• _Challenge_:
Rewrite every line of the entries below with "Back to Admin Panel" changed to "Return to Dashboard" and everything else left as it is, omitting the pictures.
───── Data to process
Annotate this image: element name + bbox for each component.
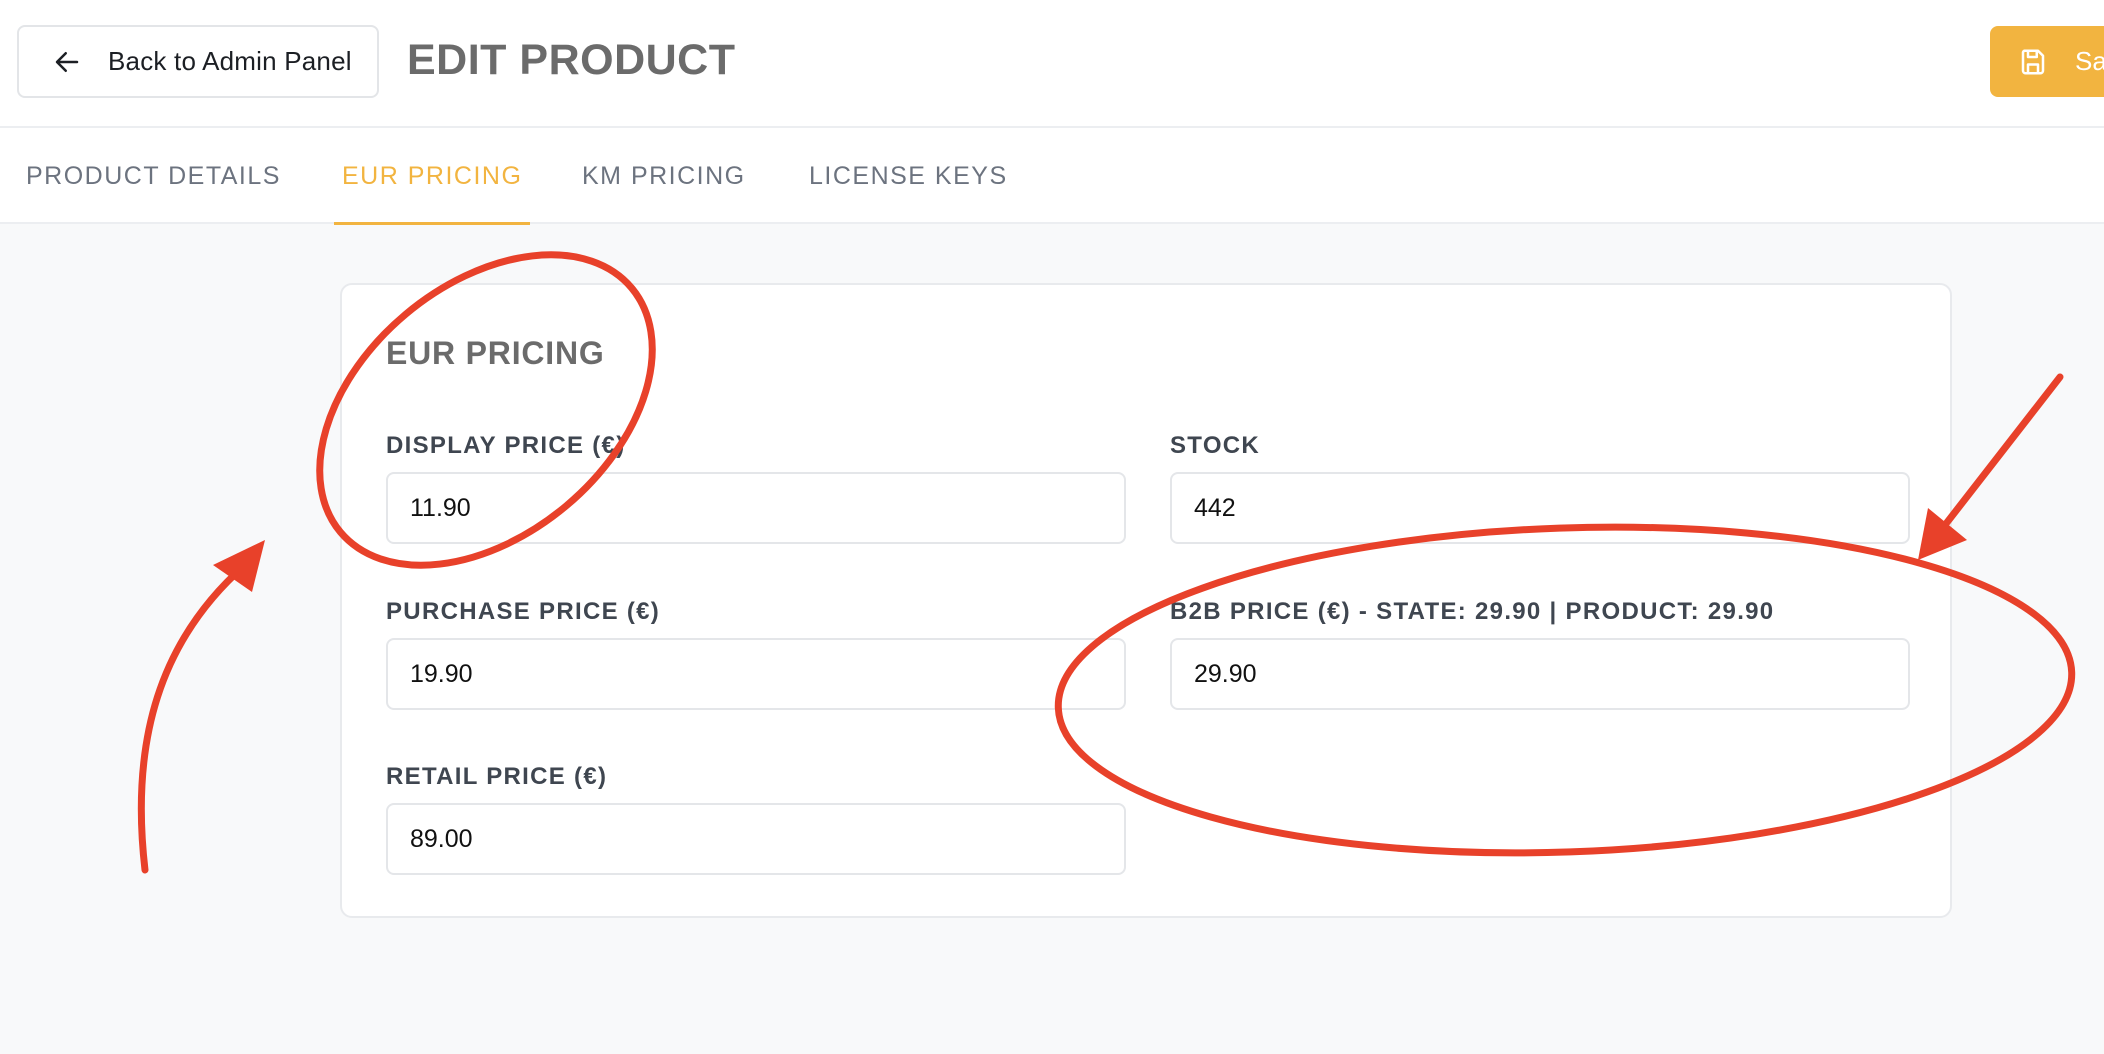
tab-eur-pricing[interactable]: EUR PRICING: [333, 128, 531, 225]
eur-pricing-card: EUR PRICING DISPLAY PRICE (€) STOCK PURC…: [340, 283, 1952, 918]
save-button[interactable]: Sa: [1990, 26, 2104, 97]
back-button-label: Back to Admin Panel: [108, 46, 352, 76]
back-to-admin-button[interactable]: Back to Admin Panel: [17, 25, 379, 98]
stock-label: STOCK: [1170, 432, 1261, 459]
save-icon: [2021, 49, 2045, 74]
retail-price-label: RETAIL PRICE (€): [386, 763, 608, 790]
tab-license-keys[interactable]: LICENSE KEYS: [809, 128, 1008, 224]
retail-price-input[interactable]: [386, 803, 1126, 875]
save-button-label: Sa: [2075, 46, 2104, 76]
edit-product-page: Back to Admin Panel EDIT PRODUCT Sa PROD…: [0, 0, 2104, 1054]
annotation-arrow-curved: [137, 561, 249, 874]
tab-km-pricing[interactable]: KM PRICING: [582, 128, 746, 224]
b2b-price-input[interactable]: [1170, 638, 1910, 710]
tab-bar: PRODUCT DETAILS EUR PRICING KM PRICING L…: [0, 128, 2104, 225]
purchase-price-label: PURCHASE PRICE (€): [386, 598, 661, 625]
b2b-price-label: B2B PRICE (€) - STATE: 29.90 | PRODUCT: …: [1170, 598, 1775, 625]
purchase-price-input[interactable]: [386, 638, 1126, 710]
arrow-head-curved-icon: [213, 540, 265, 592]
top-header: Back to Admin Panel EDIT PRODUCT Sa: [0, 0, 2104, 128]
tab-product-details[interactable]: PRODUCT DETAILS: [26, 128, 281, 224]
stock-input[interactable]: [1170, 472, 1910, 544]
card-title: EUR PRICING: [386, 335, 605, 371]
display-price-input[interactable]: [386, 472, 1126, 544]
annotation-arrow-straight: [1941, 373, 2064, 529]
display-price-label: DISPLAY PRICE (€): [386, 432, 626, 459]
arrow-left-icon: [55, 51, 79, 72]
page-title: EDIT PRODUCT: [407, 36, 736, 84]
──────────
• _Answer to the task_:
Annotate this image: element name + bbox for each component.
tab-eur-pricing[interactable]: EUR PRICING: [333, 128, 531, 225]
eur-pricing-card: EUR PRICING DISPLAY PRICE (€) STOCK PURC…: [340, 283, 1952, 918]
save-button[interactable]: Sa: [1990, 26, 2104, 97]
back-button-label: Return to Dashboard: [108, 46, 352, 76]
back-to-admin-button[interactable]: Return to Dashboard: [17, 25, 379, 98]
stock-label: STOCK: [1170, 432, 1261, 459]
save-icon: [2021, 49, 2045, 74]
retail-price-label: RETAIL PRICE (€): [386, 763, 608, 790]
tab-license-keys[interactable]: LICENSE KEYS: [809, 128, 1008, 224]
retail-price-input[interactable]: [386, 803, 1126, 875]
save-button-label: Sa: [2075, 46, 2104, 76]
edit-product-page: Return to Dashboard EDIT PRODUCT Sa PROD…: [0, 0, 2104, 1054]
annotation-arrow-curved: [137, 561, 249, 874]
tab-km-pricing[interactable]: KM PRICING: [582, 128, 746, 224]
b2b-price-input[interactable]: [1170, 638, 1910, 710]
tab-bar: PRODUCT DETAILS EUR PRICING KM PRICING L…: [0, 128, 2104, 225]
purchase-price-label: PURCHASE PRICE (€): [386, 598, 661, 625]
b2b-price-label: B2B PRICE (€) - STATE: 29.90 | PRODUCT: …: [1170, 598, 1775, 625]
purchase-price-input[interactable]: [386, 638, 1126, 710]
arrow-head-curved-icon: [213, 540, 265, 592]
top-header: Return to Dashboard EDIT PRODUCT Sa: [0, 0, 2104, 128]
tab-product-details[interactable]: PRODUCT DETAILS: [26, 128, 281, 224]
stock-input[interactable]: [1170, 472, 1910, 544]
card-title: EUR PRICING: [386, 335, 605, 371]
display-price-input[interactable]: [386, 472, 1126, 544]
annotation-arrow-straight: [1941, 373, 2064, 529]
display-price-label: DISPLAY PRICE (€): [386, 432, 626, 459]
arrow-left-icon: [55, 51, 79, 72]
page-title: EDIT PRODUCT: [407, 36, 736, 84]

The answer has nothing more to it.